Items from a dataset

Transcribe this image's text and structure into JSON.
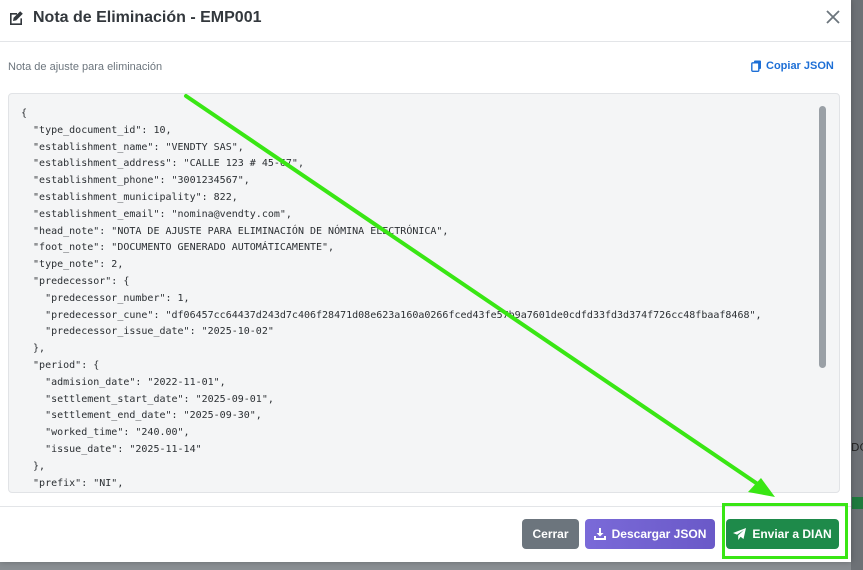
{
  "modal": {
    "title": "Nota de Eliminación - EMP001",
    "subtitle": "Nota de ajuste para eliminación",
    "copy_label": "Copiar JSON",
    "json_lines": [
      "{",
      "  \"type_document_id\": 10,",
      "  \"establishment_name\": \"VENDTY SAS\",",
      "  \"establishment_address\": \"CALLE 123 # 45-67\",",
      "  \"establishment_phone\": \"3001234567\",",
      "  \"establishment_municipality\": 822,",
      "  \"establishment_email\": \"nomina@vendty.com\",",
      "  \"head_note\": \"NOTA DE AJUSTE PARA ELIMINACIÓN DE NÓMINA ELECTRÓNICA\",",
      "  \"foot_note\": \"DOCUMENTO GENERADO AUTOMÁTICAMENTE\",",
      "  \"type_note\": 2,",
      "  \"predecessor\": {",
      "    \"predecessor_number\": 1,",
      "    \"predecessor_cune\": \"df06457cc64437d243d7c406f28471d08e623a160a0266fced43fe57b9a7601de0cdfd33fd3d374f726cc48fbaaf8468\",",
      "    \"predecessor_issue_date\": \"2025-10-02\"",
      "  },",
      "  \"period\": {",
      "    \"admision_date\": \"2022-11-01\",",
      "    \"settlement_start_date\": \"2025-09-01\",",
      "    \"settlement_end_date\": \"2025-09-30\",",
      "    \"worked_time\": \"240.00\",",
      "    \"issue_date\": \"2025-11-14\"",
      "  },",
      "  \"prefix\": \"NI\","
    ]
  },
  "footer": {
    "close_label": "Cerrar",
    "download_label": "Descargar JSON",
    "send_label": "Enviar a DIAN"
  },
  "backdrop": {
    "partial_text": "DC"
  },
  "colors": {
    "annotation": "#39e614",
    "send_button": "#1e8a4a",
    "download_button": "#6a59c8",
    "close_button": "#6c757d",
    "link": "#1d6fd6"
  },
  "icons": [
    "edit-icon",
    "close-icon",
    "copy-icon",
    "download-icon",
    "send-icon"
  ]
}
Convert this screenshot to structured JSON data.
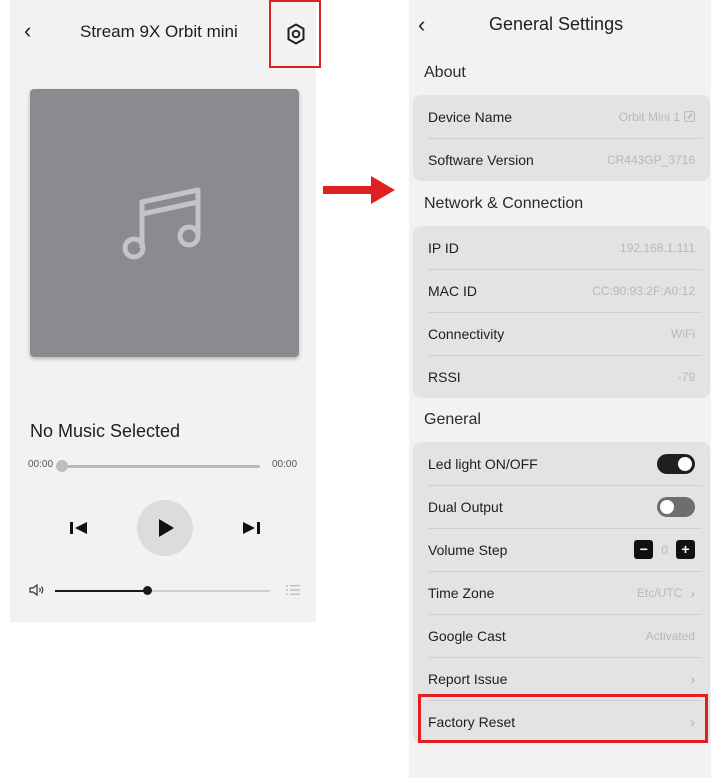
{
  "player": {
    "back_icon": "chevron-left-icon",
    "title": "Stream 9X Orbit mini",
    "settings_icon": "gear-icon",
    "artwork_icon": "music-note-icon",
    "track_title": "No Music Selected",
    "time_elapsed": "00:00",
    "time_total": "00:00",
    "progress": 0,
    "volume": 0.43
  },
  "settings": {
    "title": "General Settings",
    "sections": [
      {
        "title": "About",
        "rows": [
          {
            "label": "Device Name",
            "value": "Orbit Mini 1"
          },
          {
            "label": "Software Version",
            "value": "CR443GP_3716"
          }
        ]
      },
      {
        "title": "Network & Connection",
        "rows": [
          {
            "label": "IP ID",
            "value": "192.168.1.111"
          },
          {
            "label": "MAC ID",
            "value": "CC:90:93:2F:A0:12"
          },
          {
            "label": "Connectivity",
            "value": "WiFi"
          },
          {
            "label": "RSSI",
            "value": "-79"
          }
        ]
      },
      {
        "title": "General",
        "rows": [
          {
            "label": "Led light ON/OFF",
            "toggle": true
          },
          {
            "label": "Dual Output",
            "toggle": false
          },
          {
            "label": "Volume Step",
            "stepper_value": "0"
          },
          {
            "label": "Time Zone",
            "value": "Etc/UTC"
          },
          {
            "label": "Google Cast",
            "value": "Activated"
          },
          {
            "label": "Report Issue"
          },
          {
            "label": "Factory Reset"
          }
        ]
      }
    ]
  },
  "colors": {
    "highlight": "#e02020",
    "panel_bg": "#f2f2f2",
    "group_bg": "#e3e3e3",
    "artwork_bg": "#8a8b8e"
  }
}
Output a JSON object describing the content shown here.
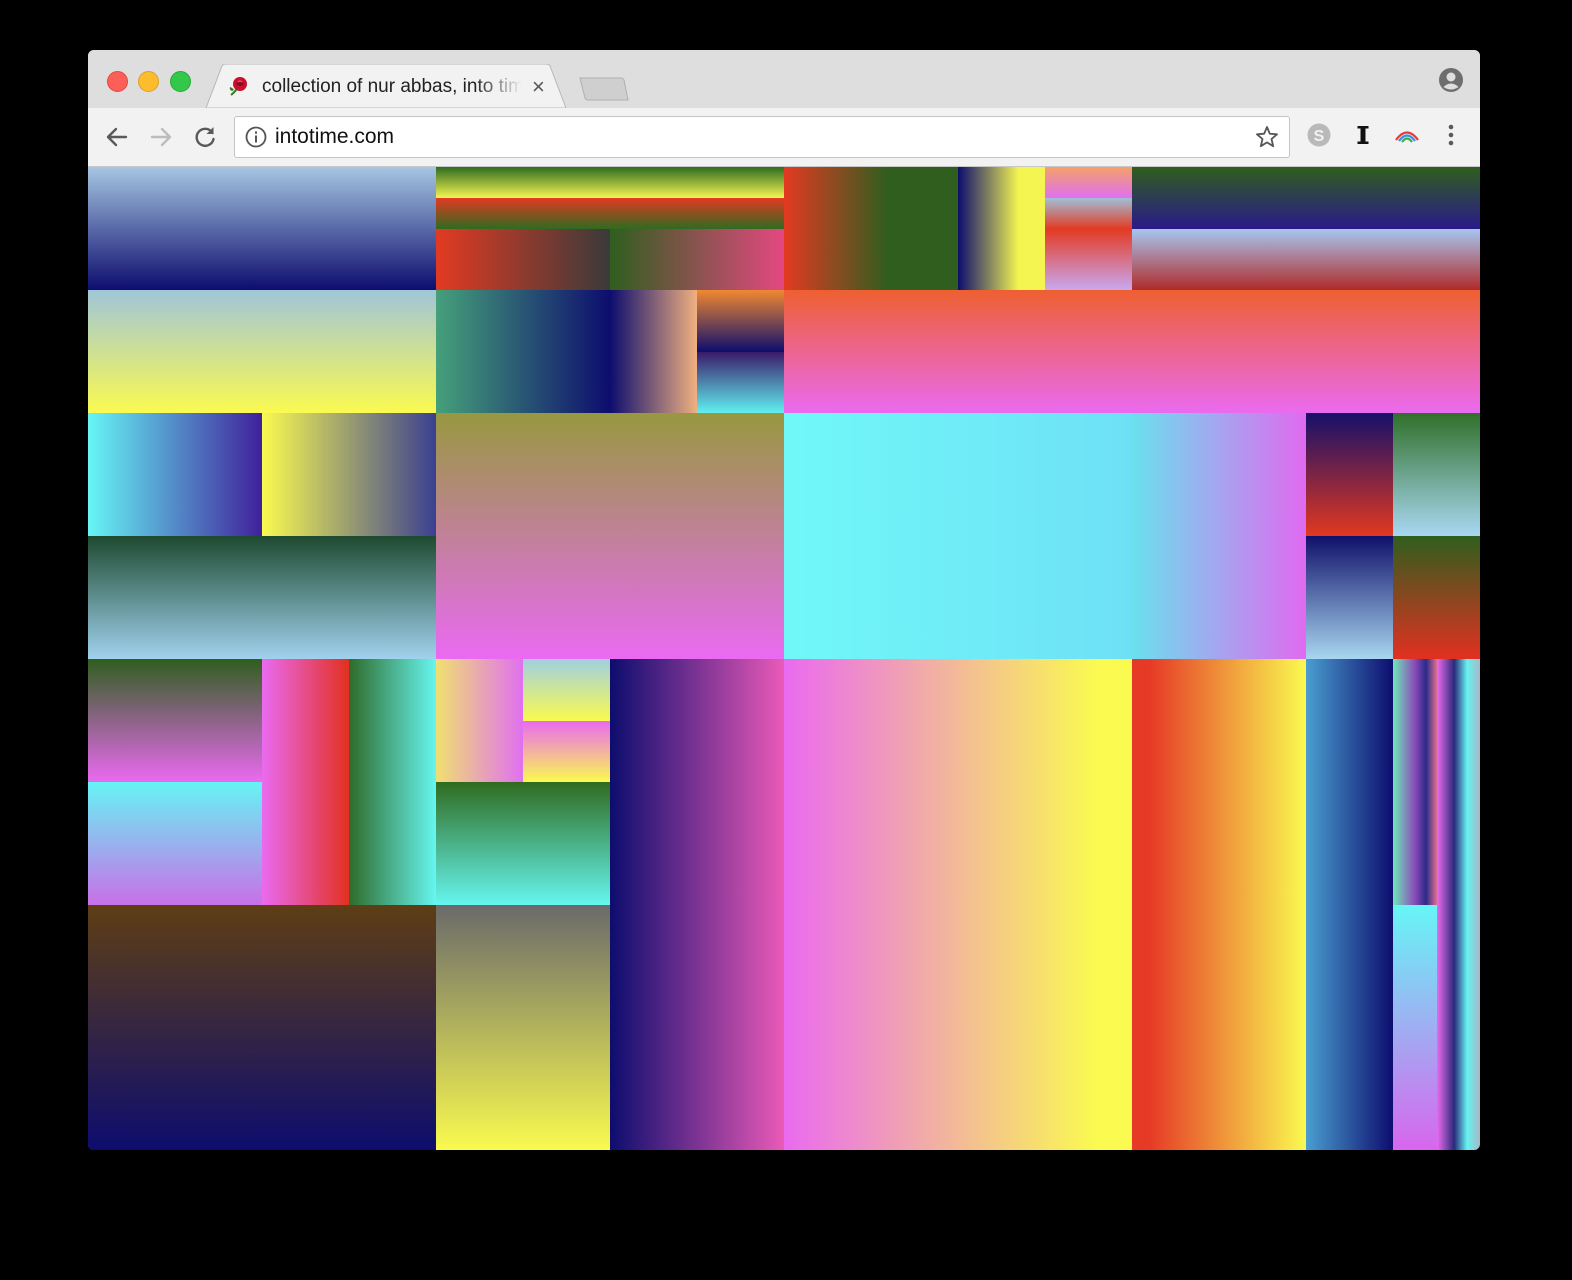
{
  "browser": {
    "tab": {
      "title": "collection of nur abbas, into time",
      "favicon": "rose-icon",
      "close": "×"
    },
    "address": {
      "url": "intotime.com",
      "info_icon": "info-icon"
    },
    "extensions": [
      "skype-icon",
      "instapaper-icon",
      "rainbow-arc-icon"
    ],
    "menu_icon": "vertical-dots-icon",
    "profile_icon": "profile-icon"
  }
}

AIM:
Using the data above, print every line exactly, omitting pictures.

WORKED ANSWER:
Transcribe this image's text and structure into JSON.
{
  "modal": {
    "title": "Nota de Eliminación - EMP001",
    "subtitle": "Nota de ajuste para eliminación",
    "copy_label": "Copiar JSON",
    "json_lines": [
      "{",
      "  \"type_document_id\": 10,",
      "  \"establishment_name\": \"VENDTY SAS\",",
      "  \"establishment_address\": \"CALLE 123 # 45-67\",",
      "  \"establishment_phone\": \"3001234567\",",
      "  \"establishment_municipality\": 822,",
      "  \"establishment_email\": \"nomina@vendty.com\",",
      "  \"head_note\": \"NOTA DE AJUSTE PARA ELIMINACIÓN DE NÓMINA ELECTRÓNICA\",",
      "  \"foot_note\": \"DOCUMENTO GENERADO AUTOMÁTICAMENTE\",",
      "  \"type_note\": 2,",
      "  \"predecessor\": {",
      "    \"predecessor_number\": 1,",
      "    \"predecessor_cune\": \"df06457cc64437d243d7c406f28471d08e623a160a0266fced43fe57b9a7601de0cdfd33fd3d374f726cc48fbaaf8468\",",
      "    \"predecessor_issue_date\": \"2025-10-02\"",
      "  },",
      "  \"period\": {",
      "    \"admision_date\": \"2022-11-01\",",
      "    \"settlement_start_date\": \"2025-09-01\",",
      "    \"settlement_end_date\": \"2025-09-30\",",
      "    \"worked_time\": \"240.00\",",
      "    \"issue_date\": \"2025-11-14\"",
      "  },",
      "  \"prefix\": \"NI\","
    ]
  },
  "footer": {
    "close_label": "Cerrar",
    "download_label": "Descargar JSON",
    "send_label": "Enviar a DIAN"
  },
  "backdrop": {
    "partial_text": "DC"
  },
  "colors": {
    "annotation": "#39e614",
    "send_button": "#1e8a4a",
    "download_button": "#6a59c8",
    "close_button": "#6c757d",
    "link": "#1d6fd6"
  },
  "icons": [
    "edit-icon",
    "close-icon",
    "copy-icon",
    "download-icon",
    "send-icon"
  ]
}
Convert this screenshot to structured JSON data.
{
  "player": {
    "back_icon": "chevron-left-icon",
    "title": "Stream 9X Orbit mini",
    "settings_icon": "gear-icon",
    "artwork_icon": "music-note-icon",
    "track_title": "No Music Selected",
    "time_elapsed": "00:00",
    "time_total": "00:00",
    "progress": 0,
    "volume": 0.43
  },
  "settings": {
    "title": "General Settings",
    "sections": [
      {
        "title": "About",
        "rows": [
          {
            "label": "Device Name",
            "value": "Orbit Mini 1"
          },
          {
            "label": "Software Version",
            "value": "CR443GP_3716"
          }
        ]
      },
      {
        "title": "Network & Connection",
        "rows": [
          {
            "label": "IP ID",
            "value": "192.168.1.111"
          },
          {
            "label": "MAC ID",
            "value": "CC:90:93:2F:A0:12"
          },
          {
            "label": "Connectivity",
            "value": "WiFi"
          },
          {
            "label": "RSSI",
            "value": "-79"
          }
        ]
      },
      {
        "title": "General",
        "rows": [
          {
            "label": "Led light ON/OFF",
            "toggle": true
          },
          {
            "label": "Dual Output",
            "toggle": false
          },
          {
            "label": "Volume Step",
            "stepper_value": "0"
          },
          {
            "label": "Time Zone",
            "value": "Etc/UTC"
          },
          {
            "label": "Google Cast",
            "value": "Activated"
          },
          {
            "label": "Report Issue"
          },
          {
            "label": "Factory Reset"
          }
        ]
      }
    ]
  },
  "colors": {
    "highlight": "#e02020",
    "panel_bg": "#f2f2f2",
    "group_bg": "#e3e3e3",
    "artwork_bg": "#8a8b8e"
  }
}
Output a JSON object describing the content shown here.
{
  "browser": {
    "tab": {
      "title": "collection of nur abbas, into time",
      "favicon": "rose-icon",
      "close": "×"
    },
    "address": {
      "url": "intotime.com",
      "info_icon": "info-icon"
    },
    "extensions": [
      "skype-icon",
      "instapaper-icon",
      "rainbow-arc-icon"
    ],
    "menu_icon": "vertical-dots-icon",
    "profile_icon": "profile-icon"
  }
}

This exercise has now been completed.